Begin Extracted material
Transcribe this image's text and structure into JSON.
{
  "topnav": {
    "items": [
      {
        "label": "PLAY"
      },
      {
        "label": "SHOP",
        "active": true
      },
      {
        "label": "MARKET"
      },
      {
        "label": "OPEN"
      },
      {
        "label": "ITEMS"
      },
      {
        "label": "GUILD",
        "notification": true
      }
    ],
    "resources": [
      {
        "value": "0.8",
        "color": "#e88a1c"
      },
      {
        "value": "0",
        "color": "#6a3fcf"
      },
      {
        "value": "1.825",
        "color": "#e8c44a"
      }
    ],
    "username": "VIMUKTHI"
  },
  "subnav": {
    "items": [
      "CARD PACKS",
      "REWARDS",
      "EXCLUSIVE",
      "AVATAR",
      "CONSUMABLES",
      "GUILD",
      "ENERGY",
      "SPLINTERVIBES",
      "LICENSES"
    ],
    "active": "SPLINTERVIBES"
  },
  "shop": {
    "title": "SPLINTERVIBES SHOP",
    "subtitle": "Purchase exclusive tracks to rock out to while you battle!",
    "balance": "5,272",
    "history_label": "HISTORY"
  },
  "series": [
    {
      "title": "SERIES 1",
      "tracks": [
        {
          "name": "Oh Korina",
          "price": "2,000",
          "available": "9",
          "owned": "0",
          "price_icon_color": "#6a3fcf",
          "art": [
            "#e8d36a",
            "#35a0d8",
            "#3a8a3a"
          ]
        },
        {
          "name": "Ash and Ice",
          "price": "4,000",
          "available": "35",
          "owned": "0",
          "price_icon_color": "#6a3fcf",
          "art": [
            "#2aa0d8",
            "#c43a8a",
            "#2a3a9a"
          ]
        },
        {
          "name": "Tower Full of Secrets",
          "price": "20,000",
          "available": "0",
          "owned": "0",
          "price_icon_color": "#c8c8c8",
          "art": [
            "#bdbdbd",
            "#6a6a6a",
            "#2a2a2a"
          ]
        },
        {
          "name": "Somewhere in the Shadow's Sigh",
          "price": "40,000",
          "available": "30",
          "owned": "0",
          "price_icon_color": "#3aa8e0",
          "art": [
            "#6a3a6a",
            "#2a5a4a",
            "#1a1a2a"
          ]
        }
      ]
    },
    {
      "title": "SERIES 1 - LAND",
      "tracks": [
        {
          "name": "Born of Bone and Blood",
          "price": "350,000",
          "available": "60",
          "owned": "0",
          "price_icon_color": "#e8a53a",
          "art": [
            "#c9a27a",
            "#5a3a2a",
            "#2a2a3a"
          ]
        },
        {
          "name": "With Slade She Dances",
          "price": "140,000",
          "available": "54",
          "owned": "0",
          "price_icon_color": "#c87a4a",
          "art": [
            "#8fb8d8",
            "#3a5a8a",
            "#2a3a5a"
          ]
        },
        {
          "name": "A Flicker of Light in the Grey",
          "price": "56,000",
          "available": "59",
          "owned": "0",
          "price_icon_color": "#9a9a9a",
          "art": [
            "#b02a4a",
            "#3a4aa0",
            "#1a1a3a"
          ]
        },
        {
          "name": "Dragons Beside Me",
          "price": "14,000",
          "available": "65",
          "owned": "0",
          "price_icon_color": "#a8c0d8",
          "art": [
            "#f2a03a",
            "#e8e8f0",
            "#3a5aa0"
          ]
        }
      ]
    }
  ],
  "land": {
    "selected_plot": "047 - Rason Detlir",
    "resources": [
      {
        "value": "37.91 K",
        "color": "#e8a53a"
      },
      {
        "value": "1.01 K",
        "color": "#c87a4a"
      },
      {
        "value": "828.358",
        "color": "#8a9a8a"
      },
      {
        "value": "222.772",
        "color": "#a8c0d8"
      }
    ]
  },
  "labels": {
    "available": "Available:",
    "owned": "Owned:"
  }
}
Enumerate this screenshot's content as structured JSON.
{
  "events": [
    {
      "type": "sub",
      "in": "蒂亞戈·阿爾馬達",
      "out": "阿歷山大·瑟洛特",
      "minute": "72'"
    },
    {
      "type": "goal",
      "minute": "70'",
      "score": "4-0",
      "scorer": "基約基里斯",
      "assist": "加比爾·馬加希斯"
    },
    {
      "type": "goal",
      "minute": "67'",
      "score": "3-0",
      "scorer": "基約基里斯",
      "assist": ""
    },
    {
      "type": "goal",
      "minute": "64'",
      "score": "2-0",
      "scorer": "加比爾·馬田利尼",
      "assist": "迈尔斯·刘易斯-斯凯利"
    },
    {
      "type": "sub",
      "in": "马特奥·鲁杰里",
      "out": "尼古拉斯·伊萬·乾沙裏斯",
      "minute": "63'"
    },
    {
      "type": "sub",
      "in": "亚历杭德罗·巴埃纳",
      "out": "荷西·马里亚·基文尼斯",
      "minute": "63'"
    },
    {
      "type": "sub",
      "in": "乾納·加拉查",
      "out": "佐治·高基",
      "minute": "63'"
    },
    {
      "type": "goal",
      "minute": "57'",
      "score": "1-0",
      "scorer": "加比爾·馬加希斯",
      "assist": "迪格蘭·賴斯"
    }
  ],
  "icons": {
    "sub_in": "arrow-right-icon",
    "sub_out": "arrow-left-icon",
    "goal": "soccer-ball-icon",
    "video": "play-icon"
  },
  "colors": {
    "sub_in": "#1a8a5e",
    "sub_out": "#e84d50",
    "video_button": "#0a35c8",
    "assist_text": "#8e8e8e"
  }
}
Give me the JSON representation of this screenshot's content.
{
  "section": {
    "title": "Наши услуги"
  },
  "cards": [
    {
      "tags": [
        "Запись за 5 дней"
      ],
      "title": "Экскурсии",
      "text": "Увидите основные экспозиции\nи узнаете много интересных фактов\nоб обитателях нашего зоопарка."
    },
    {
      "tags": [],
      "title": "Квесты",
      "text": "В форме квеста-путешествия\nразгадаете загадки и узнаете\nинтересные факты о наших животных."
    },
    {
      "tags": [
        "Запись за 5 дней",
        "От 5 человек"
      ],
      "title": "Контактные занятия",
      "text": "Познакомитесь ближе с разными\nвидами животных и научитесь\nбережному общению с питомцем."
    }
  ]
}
End Extracted material
Written task: Restate the records, all of them, precisely as written.

Exercise answer:
Transcribe this image's text and structure into JSON.
{
  "topnav": {
    "items": [
      {
        "label": "PLAY"
      },
      {
        "label": "SHOP",
        "active": true
      },
      {
        "label": "MARKET"
      },
      {
        "label": "OPEN"
      },
      {
        "label": "ITEMS"
      },
      {
        "label": "GUILD",
        "notification": true
      }
    ],
    "resources": [
      {
        "value": "0.8",
        "color": "#e88a1c"
      },
      {
        "value": "0",
        "color": "#6a3fcf"
      },
      {
        "value": "1.825",
        "color": "#e8c44a"
      }
    ],
    "username": "VIMUKTHI"
  },
  "subnav": {
    "items": [
      "CARD PACKS",
      "REWARDS",
      "EXCLUSIVE",
      "AVATAR",
      "CONSUMABLES",
      "GUILD",
      "ENERGY",
      "SPLINTERVIBES",
      "LICENSES"
    ],
    "active": "SPLINTERVIBES"
  },
  "shop": {
    "title": "SPLINTERVIBES SHOP",
    "subtitle": "Purchase exclusive tracks to rock out to while you battle!",
    "balance": "5,272",
    "history_label": "HISTORY"
  },
  "series": [
    {
      "title": "SERIES 1",
      "tracks": [
        {
          "name": "Oh Korina",
          "price": "2,000",
          "available": "9",
          "owned": "0",
          "price_icon_color": "#6a3fcf",
          "art": [
            "#e8d36a",
            "#35a0d8",
            "#3a8a3a"
          ]
        },
        {
          "name": "Ash and Ice",
          "price": "4,000",
          "available": "35",
          "owned": "0",
          "price_icon_color": "#6a3fcf",
          "art": [
            "#2aa0d8",
            "#c43a8a",
            "#2a3a9a"
          ]
        },
        {
          "name": "Tower Full of Secrets",
          "price": "20,000",
          "available": "0",
          "owned": "0",
          "price_icon_color": "#c8c8c8",
          "art": [
            "#bdbdbd",
            "#6a6a6a",
            "#2a2a2a"
          ]
        },
        {
          "name": "Somewhere in the Shadow's Sigh",
          "price": "40,000",
          "available": "30",
          "owned": "0",
          "price_icon_color": "#3aa8e0",
          "art": [
            "#6a3a6a",
            "#2a5a4a",
            "#1a1a2a"
          ]
        }
      ]
    },
    {
      "title": "SERIES 1 - LAND",
      "tracks": [
        {
          "name": "Born of Bone and Blood",
          "price": "350,000",
          "available": "60",
          "owned": "0",
          "price_icon_color": "#e8a53a",
          "art": [
            "#c9a27a",
            "#5a3a2a",
            "#2a2a3a"
          ]
        },
        {
          "name": "With Slade She Dances",
          "price": "140,000",
          "available": "54",
          "owned": "0",
          "price_icon_color": "#c87a4a",
          "art": [
            "#8fb8d8",
            "#3a5a8a",
            "#2a3a5a"
          ]
        },
        {
          "name": "A Flicker of Light in the Grey",
          "price": "56,000",
          "available": "59",
          "owned": "0",
          "price_icon_color": "#9a9a9a",
          "art": [
            "#b02a4a",
            "#3a4aa0",
            "#1a1a3a"
          ]
        },
        {
          "name": "Dragons Beside Me",
          "price": "14,000",
          "available": "65",
          "owned": "0",
          "price_icon_color": "#a8c0d8",
          "art": [
            "#f2a03a",
            "#e8e8f0",
            "#3a5aa0"
          ]
        }
      ]
    }
  ],
  "land": {
    "selected_plot": "047 - Rason Detlir",
    "resources": [
      {
        "value": "37.91 K",
        "color": "#e8a53a"
      },
      {
        "value": "1.01 K",
        "color": "#c87a4a"
      },
      {
        "value": "828.358",
        "color": "#8a9a8a"
      },
      {
        "value": "222.772",
        "color": "#a8c0d8"
      }
    ]
  },
  "labels": {
    "available": "Available:",
    "owned": "Owned:"
  }
}
Enumerate this screenshot's content as structured JSON.
{
  "events": [
    {
      "type": "sub",
      "in": "蒂亞戈·阿爾馬達",
      "out": "阿歷山大·瑟洛特",
      "minute": "72'"
    },
    {
      "type": "goal",
      "minute": "70'",
      "score": "4-0",
      "scorer": "基約基里斯",
      "assist": "加比爾·馬加希斯"
    },
    {
      "type": "goal",
      "minute": "67'",
      "score": "3-0",
      "scorer": "基約基里斯",
      "assist": ""
    },
    {
      "type": "goal",
      "minute": "64'",
      "score": "2-0",
      "scorer": "加比爾·馬田利尼",
      "assist": "迈尔斯·刘易斯-斯凯利"
    },
    {
      "type": "sub",
      "in": "马特奥·鲁杰里",
      "out": "尼古拉斯·伊萬·乾沙裏斯",
      "minute": "63'"
    },
    {
      "type": "sub",
      "in": "亚历杭德罗·巴埃纳",
      "out": "荷西·马里亚·基文尼斯",
      "minute": "63'"
    },
    {
      "type": "sub",
      "in": "乾納·加拉查",
      "out": "佐治·高基",
      "minute": "63'"
    },
    {
      "type": "goal",
      "minute": "57'",
      "score": "1-0",
      "scorer": "加比爾·馬加希斯",
      "assist": "迪格蘭·賴斯"
    }
  ],
  "icons": {
    "sub_in": "arrow-right-icon",
    "sub_out": "arrow-left-icon",
    "goal": "soccer-ball-icon",
    "video": "play-icon"
  },
  "colors": {
    "sub_in": "#1a8a5e",
    "sub_out": "#e84d50",
    "video_button": "#0a35c8",
    "assist_text": "#8e8e8e"
  }
}
Give me the JSON representation of this screenshot's content.
{
  "section": {
    "title": "Наши услуги"
  },
  "cards": [
    {
      "tags": [
        "Запись за 5 дней"
      ],
      "title": "Экскурсии",
      "text": "Увидите основные экспозиции\nи узнаете много интересных фактов\nоб обитателях нашего зоопарка."
    },
    {
      "tags": [],
      "title": "Квесты",
      "text": "В форме квеста-путешествия\nразгадаете загадки и узнаете\nинтересные факты о наших животных."
    },
    {
      "tags": [
        "Запись за 5 дней",
        "От 5 человек"
      ],
      "title": "Контактные занятия",
      "text": "Познакомитесь ближе с разными\nвидами животных и научитесь\nбережному общению с питомцем."
    }
  ]
}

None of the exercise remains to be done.